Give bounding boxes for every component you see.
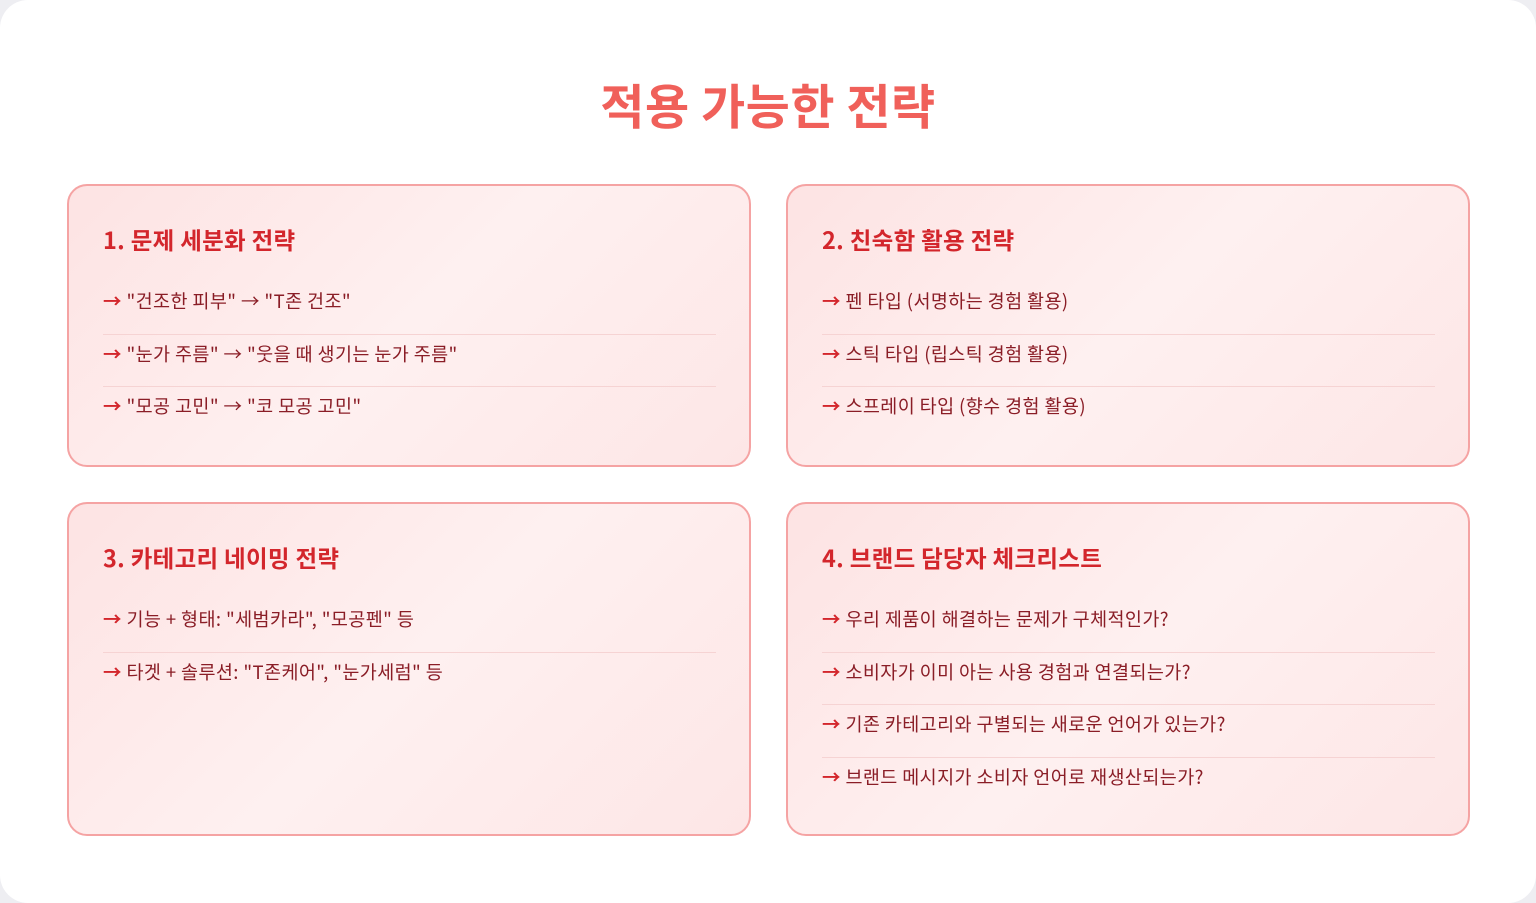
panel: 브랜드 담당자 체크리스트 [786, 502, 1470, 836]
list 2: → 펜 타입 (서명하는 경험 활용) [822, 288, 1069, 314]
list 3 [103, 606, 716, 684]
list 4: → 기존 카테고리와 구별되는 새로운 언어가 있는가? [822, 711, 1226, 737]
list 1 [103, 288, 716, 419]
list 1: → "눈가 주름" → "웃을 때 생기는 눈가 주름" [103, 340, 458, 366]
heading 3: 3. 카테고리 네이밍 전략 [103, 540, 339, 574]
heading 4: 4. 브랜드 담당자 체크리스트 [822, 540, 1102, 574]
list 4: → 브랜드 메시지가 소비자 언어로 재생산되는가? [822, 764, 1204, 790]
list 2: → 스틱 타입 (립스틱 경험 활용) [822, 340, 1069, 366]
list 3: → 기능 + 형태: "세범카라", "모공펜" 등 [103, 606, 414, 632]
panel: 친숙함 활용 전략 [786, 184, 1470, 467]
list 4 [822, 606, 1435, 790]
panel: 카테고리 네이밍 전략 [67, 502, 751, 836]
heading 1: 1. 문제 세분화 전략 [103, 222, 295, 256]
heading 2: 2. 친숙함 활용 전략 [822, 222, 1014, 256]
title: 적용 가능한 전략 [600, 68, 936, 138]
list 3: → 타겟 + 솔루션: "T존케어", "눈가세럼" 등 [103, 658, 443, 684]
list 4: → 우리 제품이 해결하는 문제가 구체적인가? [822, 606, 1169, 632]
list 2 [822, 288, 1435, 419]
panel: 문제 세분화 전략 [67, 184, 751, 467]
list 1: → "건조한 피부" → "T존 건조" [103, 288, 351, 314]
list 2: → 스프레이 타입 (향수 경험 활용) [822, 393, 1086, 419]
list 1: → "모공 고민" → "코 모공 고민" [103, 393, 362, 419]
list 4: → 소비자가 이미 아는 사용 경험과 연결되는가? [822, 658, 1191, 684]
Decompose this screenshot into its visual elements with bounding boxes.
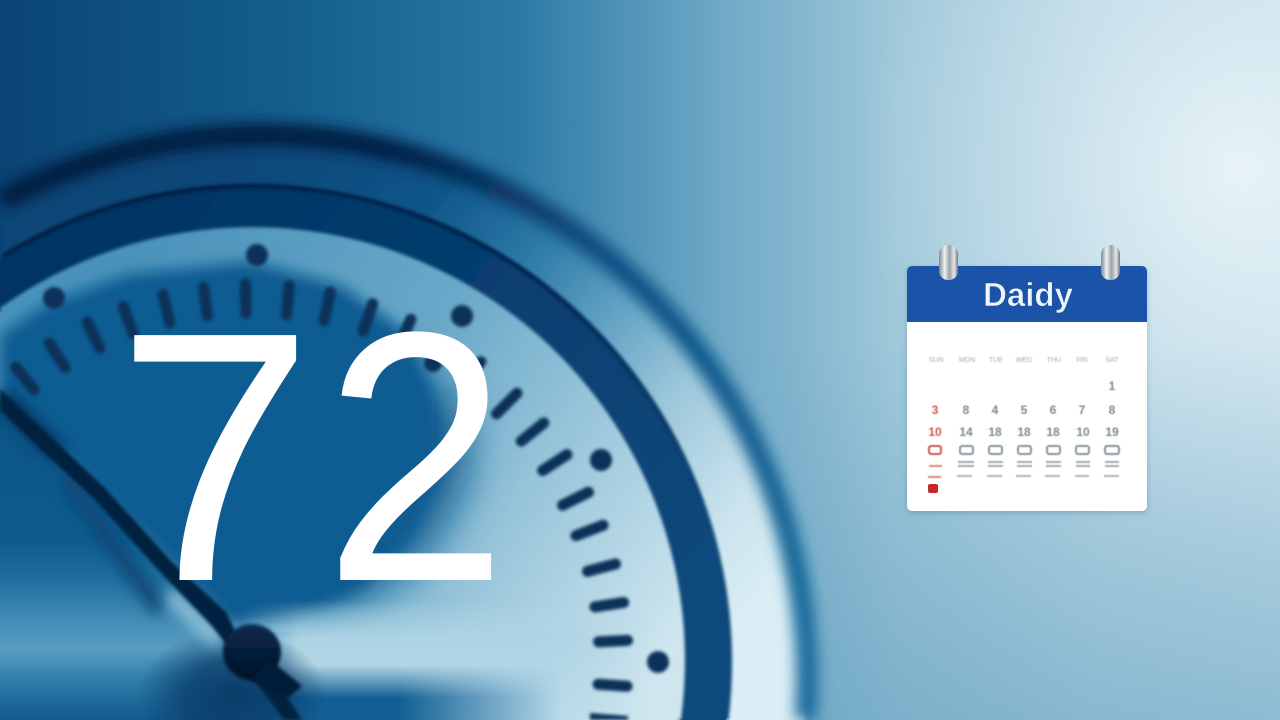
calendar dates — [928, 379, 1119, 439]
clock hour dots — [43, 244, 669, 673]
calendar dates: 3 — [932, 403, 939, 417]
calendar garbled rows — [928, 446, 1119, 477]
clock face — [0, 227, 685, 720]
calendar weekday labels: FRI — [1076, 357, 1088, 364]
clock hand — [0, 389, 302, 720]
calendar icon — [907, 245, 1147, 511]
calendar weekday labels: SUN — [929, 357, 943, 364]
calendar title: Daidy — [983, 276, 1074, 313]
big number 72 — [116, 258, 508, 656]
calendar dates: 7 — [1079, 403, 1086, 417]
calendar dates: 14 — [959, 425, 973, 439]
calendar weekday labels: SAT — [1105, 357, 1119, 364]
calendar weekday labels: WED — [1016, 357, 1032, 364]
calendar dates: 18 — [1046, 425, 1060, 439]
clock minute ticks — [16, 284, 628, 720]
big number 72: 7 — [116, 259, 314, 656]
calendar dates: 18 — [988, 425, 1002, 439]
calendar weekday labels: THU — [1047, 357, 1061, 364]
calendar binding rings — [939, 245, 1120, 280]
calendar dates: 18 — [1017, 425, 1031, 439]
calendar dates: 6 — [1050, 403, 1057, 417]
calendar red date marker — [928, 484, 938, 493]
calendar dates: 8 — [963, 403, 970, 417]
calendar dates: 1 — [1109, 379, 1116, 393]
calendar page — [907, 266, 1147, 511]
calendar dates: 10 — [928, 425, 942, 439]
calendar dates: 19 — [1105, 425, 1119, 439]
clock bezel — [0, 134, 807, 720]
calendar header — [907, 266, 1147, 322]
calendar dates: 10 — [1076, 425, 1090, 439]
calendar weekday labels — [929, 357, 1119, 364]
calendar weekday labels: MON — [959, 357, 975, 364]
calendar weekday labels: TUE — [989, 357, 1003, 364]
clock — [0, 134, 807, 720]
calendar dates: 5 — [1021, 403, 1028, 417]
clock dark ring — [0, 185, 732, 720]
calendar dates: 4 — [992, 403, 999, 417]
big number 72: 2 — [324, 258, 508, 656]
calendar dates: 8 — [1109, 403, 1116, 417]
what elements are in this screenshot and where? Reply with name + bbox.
□ □ □ □ □ □ □
_WHAT YOU ARE ASKED TO DO:_ Copy out verbatim the lines between the one containing "panel: 브랜드 담당자 체크리스트 [786, 502, 1470, 836]" and the one containing "heading 2: 2. 친숙함 활용 전략 [822, 222, 1014, 256]", both of those included.

_EXERCISE RESPONSE:_
panel: 브랜드 담당자 체크리스트 [786, 502, 1470, 836]
list 2: → 펜 타입 (서명하는 경험 활용) [822, 288, 1069, 314]
list 3 [103, 606, 716, 684]
list 4: → 기존 카테고리와 구별되는 새로운 언어가 있는가? [822, 711, 1226, 737]
list 1 [103, 288, 716, 419]
list 1: → "눈가 주름" → "웃을 때 생기는 눈가 주름" [103, 340, 458, 366]
heading 3: 3. 카테고리 네이밍 전략 [103, 540, 339, 574]
heading 4: 4. 브랜드 담당자 체크리스트 [822, 540, 1102, 574]
list 4: → 브랜드 메시지가 소비자 언어로 재생산되는가? [822, 764, 1204, 790]
list 2: → 스틱 타입 (립스틱 경험 활용) [822, 340, 1069, 366]
list 3: → 기능 + 형태: "세범카라", "모공펜" 등 [103, 606, 414, 632]
panel: 친숙함 활용 전략 [786, 184, 1470, 467]
list 4 [822, 606, 1435, 790]
panel: 카테고리 네이밍 전략 [67, 502, 751, 836]
heading 1: 1. 문제 세분화 전략 [103, 222, 295, 256]
heading 2: 2. 친숙함 활용 전략 [822, 222, 1014, 256]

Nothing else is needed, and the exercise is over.